= Task requirements =
In the material below, list every line carrying the string "JSON".
___ Records for the exercise
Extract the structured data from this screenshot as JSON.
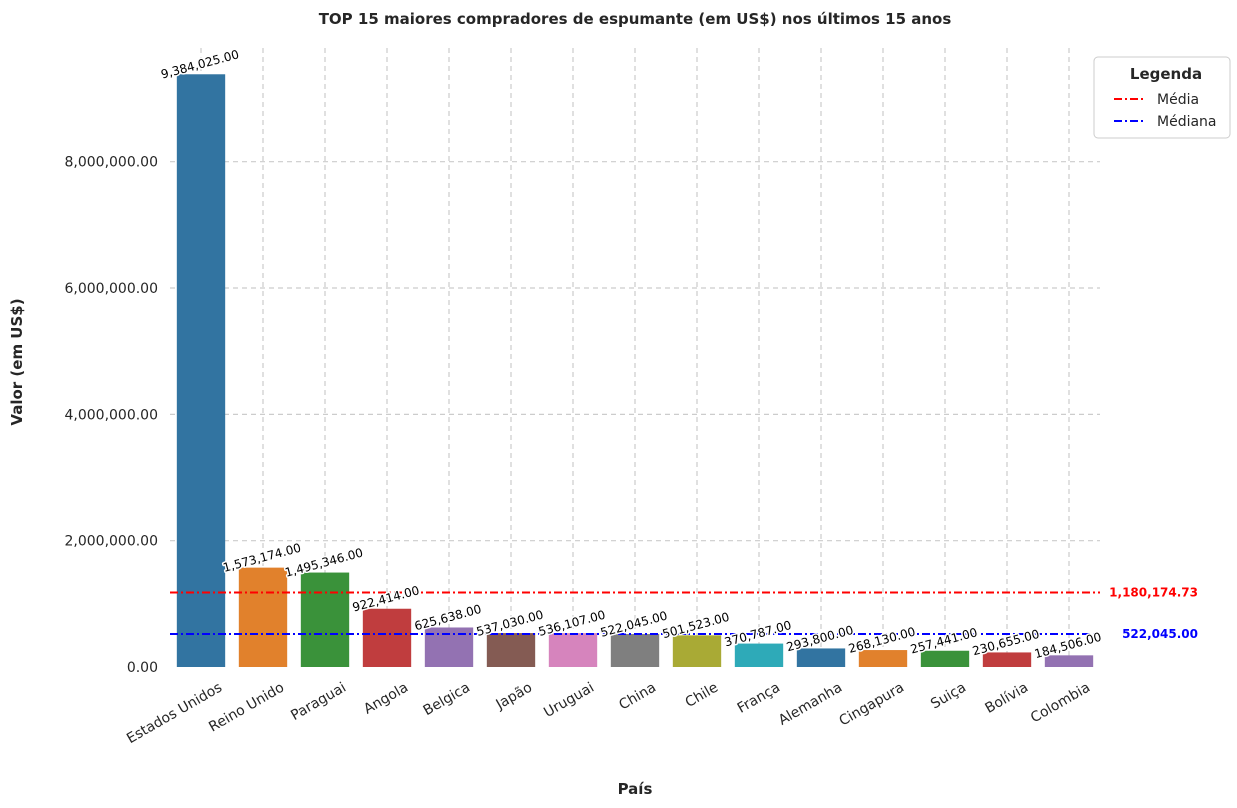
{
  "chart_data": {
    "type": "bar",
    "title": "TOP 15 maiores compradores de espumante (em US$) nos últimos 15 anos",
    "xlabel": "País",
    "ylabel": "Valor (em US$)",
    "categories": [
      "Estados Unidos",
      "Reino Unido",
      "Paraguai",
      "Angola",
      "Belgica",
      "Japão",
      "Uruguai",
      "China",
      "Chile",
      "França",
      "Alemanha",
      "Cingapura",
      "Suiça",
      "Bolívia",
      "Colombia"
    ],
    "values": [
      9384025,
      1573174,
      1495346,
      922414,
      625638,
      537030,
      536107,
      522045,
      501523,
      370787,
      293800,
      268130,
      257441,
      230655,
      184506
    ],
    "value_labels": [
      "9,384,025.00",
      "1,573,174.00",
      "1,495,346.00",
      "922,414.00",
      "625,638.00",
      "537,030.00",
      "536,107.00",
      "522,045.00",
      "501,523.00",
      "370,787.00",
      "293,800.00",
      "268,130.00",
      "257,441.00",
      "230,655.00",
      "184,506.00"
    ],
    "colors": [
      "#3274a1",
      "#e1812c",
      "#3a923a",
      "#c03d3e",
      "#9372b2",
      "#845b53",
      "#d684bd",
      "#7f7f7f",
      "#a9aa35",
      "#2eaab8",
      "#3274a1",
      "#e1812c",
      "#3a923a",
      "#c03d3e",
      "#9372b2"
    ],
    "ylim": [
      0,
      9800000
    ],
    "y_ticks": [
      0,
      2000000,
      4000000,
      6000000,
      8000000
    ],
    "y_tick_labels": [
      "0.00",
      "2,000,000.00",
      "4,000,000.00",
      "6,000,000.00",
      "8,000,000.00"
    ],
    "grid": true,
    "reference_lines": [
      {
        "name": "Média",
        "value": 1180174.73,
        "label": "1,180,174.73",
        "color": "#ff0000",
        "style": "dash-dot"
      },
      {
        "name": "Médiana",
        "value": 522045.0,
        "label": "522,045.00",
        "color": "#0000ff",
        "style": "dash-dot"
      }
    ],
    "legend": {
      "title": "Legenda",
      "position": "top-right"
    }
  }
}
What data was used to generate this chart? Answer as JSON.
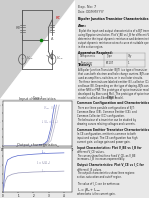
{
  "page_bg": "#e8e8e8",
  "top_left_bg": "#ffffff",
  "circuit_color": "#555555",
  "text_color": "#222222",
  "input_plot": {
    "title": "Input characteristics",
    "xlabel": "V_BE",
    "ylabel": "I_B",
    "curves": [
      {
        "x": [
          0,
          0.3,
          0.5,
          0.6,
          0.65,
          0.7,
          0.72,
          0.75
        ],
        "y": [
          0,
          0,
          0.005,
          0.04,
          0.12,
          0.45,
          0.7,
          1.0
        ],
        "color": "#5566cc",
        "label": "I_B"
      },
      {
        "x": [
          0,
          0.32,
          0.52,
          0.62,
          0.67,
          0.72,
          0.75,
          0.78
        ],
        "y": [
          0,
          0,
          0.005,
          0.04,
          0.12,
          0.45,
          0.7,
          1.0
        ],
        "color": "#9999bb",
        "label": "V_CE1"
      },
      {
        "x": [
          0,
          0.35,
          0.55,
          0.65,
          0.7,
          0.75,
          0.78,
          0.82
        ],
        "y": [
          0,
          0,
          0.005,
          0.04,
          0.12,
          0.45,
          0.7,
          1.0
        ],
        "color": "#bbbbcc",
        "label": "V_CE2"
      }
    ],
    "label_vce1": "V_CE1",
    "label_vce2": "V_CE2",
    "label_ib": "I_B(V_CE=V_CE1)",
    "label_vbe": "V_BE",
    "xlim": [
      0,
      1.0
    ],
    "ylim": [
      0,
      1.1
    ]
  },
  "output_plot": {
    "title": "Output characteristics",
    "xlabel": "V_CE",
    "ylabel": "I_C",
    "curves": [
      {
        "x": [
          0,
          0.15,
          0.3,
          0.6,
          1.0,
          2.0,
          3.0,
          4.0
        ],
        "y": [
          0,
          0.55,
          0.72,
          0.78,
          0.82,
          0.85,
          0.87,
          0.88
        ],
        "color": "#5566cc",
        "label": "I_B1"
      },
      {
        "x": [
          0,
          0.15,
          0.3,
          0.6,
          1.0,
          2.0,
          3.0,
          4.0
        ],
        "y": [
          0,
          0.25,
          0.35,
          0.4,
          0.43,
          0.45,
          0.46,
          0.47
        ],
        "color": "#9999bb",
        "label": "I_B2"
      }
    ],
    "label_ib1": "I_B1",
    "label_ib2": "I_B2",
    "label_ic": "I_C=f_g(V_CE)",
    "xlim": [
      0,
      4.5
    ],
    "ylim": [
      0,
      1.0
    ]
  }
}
______
= Response =
Extract the structured data from this screenshot as JSON.
What data was used to generate this chart? Answer as JSON.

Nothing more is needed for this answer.